Collected data:
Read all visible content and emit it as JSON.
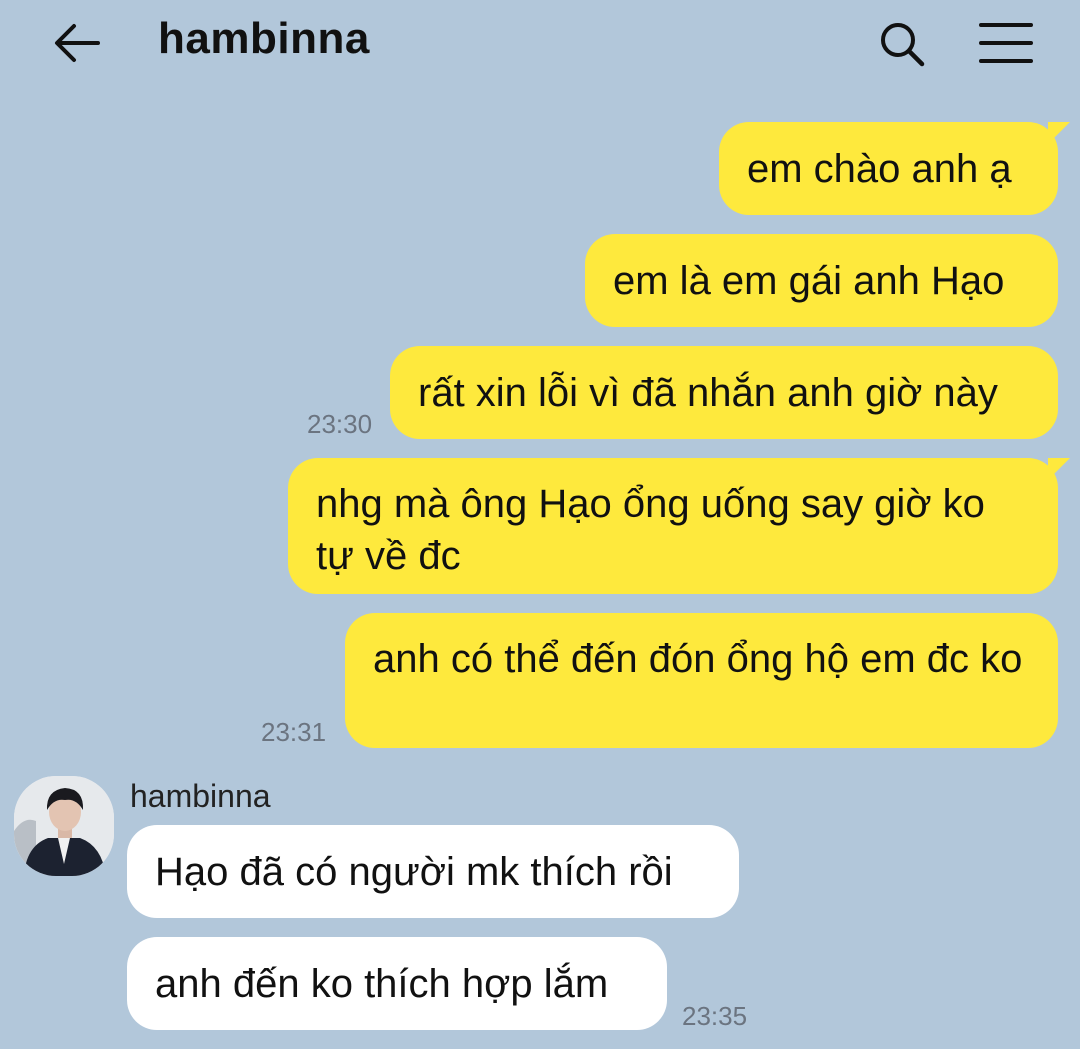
{
  "header": {
    "back_icon": "arrow-left-icon",
    "title": "hambinna",
    "search_icon": "search-icon",
    "menu_icon": "hamburger-menu-icon"
  },
  "colors": {
    "background": "#b2c7da",
    "outgoing_bubble": "#fee93d",
    "incoming_bubble": "#ffffff"
  },
  "messages": [
    {
      "direction": "outgoing",
      "text": "em chào anh ạ"
    },
    {
      "direction": "outgoing",
      "text": "em là em gái anh Hạo"
    },
    {
      "direction": "outgoing",
      "text": "rất xin lỗi vì đã nhắn anh giờ này",
      "time": "23:30"
    },
    {
      "direction": "outgoing",
      "text": "nhg mà ông Hạo ổng uống say giờ ko tự về đc"
    },
    {
      "direction": "outgoing",
      "text": "anh có thể đến đón ổng hộ em đc ko",
      "time": "23:31"
    },
    {
      "direction": "incoming",
      "sender": "hambinna",
      "text": "Hạo đã có người mk thích rồi"
    },
    {
      "direction": "incoming",
      "text": "anh đến ko thích hợp lắm",
      "time": "23:35"
    }
  ]
}
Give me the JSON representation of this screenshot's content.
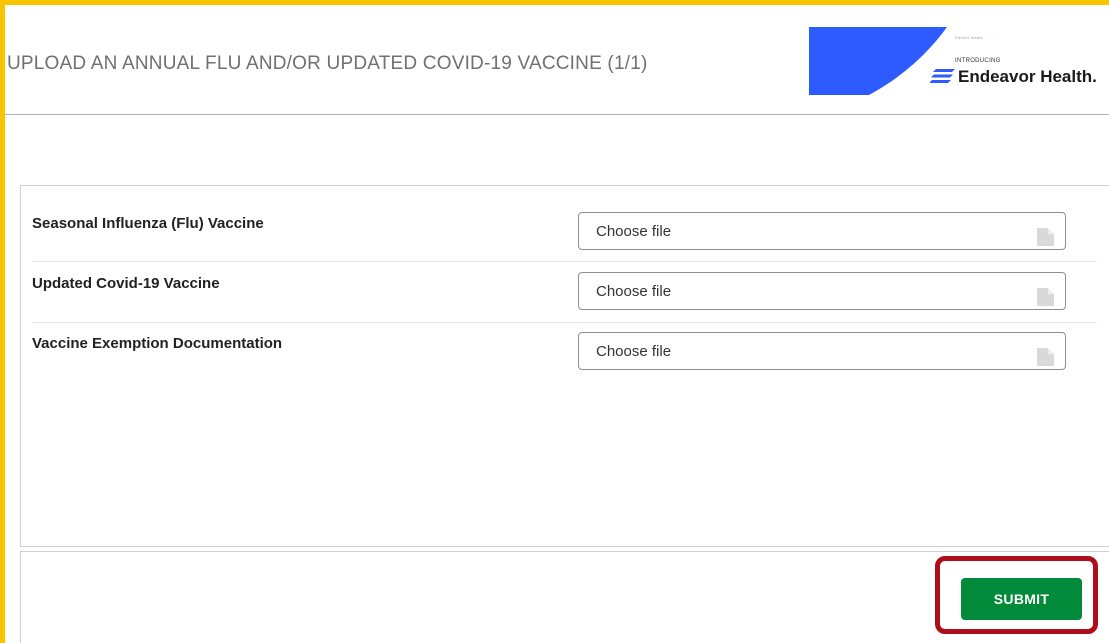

■ **The problem**
Pictures stay out of the copy; please restate every record above exactly.

■ **Complete output**
Read all visible content and emit it as JSON.
{
  "header": {
    "back_icon": "arrow-left-icon",
    "title": "hambinna",
    "search_icon": "search-icon",
    "menu_icon": "hamburger-menu-icon"
  },
  "colors": {
    "background": "#b2c7da",
    "outgoing_bubble": "#fee93d",
    "incoming_bubble": "#ffffff"
  },
  "messages": [
    {
      "direction": "outgoing",
      "text": "em chào anh ạ"
    },
    {
      "direction": "outgoing",
      "text": "em là em gái anh Hạo"
    },
    {
      "direction": "outgoing",
      "text": "rất xin lỗi vì đã nhắn anh giờ này",
      "time": "23:30"
    },
    {
      "direction": "outgoing",
      "text": "nhg mà ông Hạo ổng uống say giờ ko tự về đc"
    },
    {
      "direction": "outgoing",
      "text": "anh có thể đến đón ổng hộ em đc ko",
      "time": "23:31"
    },
    {
      "direction": "incoming",
      "sender": "hambinna",
      "text": "Hạo đã có người mk thích rồi"
    },
    {
      "direction": "incoming",
      "text": "anh đến ko thích hợp lắm",
      "time": "23:35"
    }
  ]
}
Give me the JSON representation of this screenshot's content.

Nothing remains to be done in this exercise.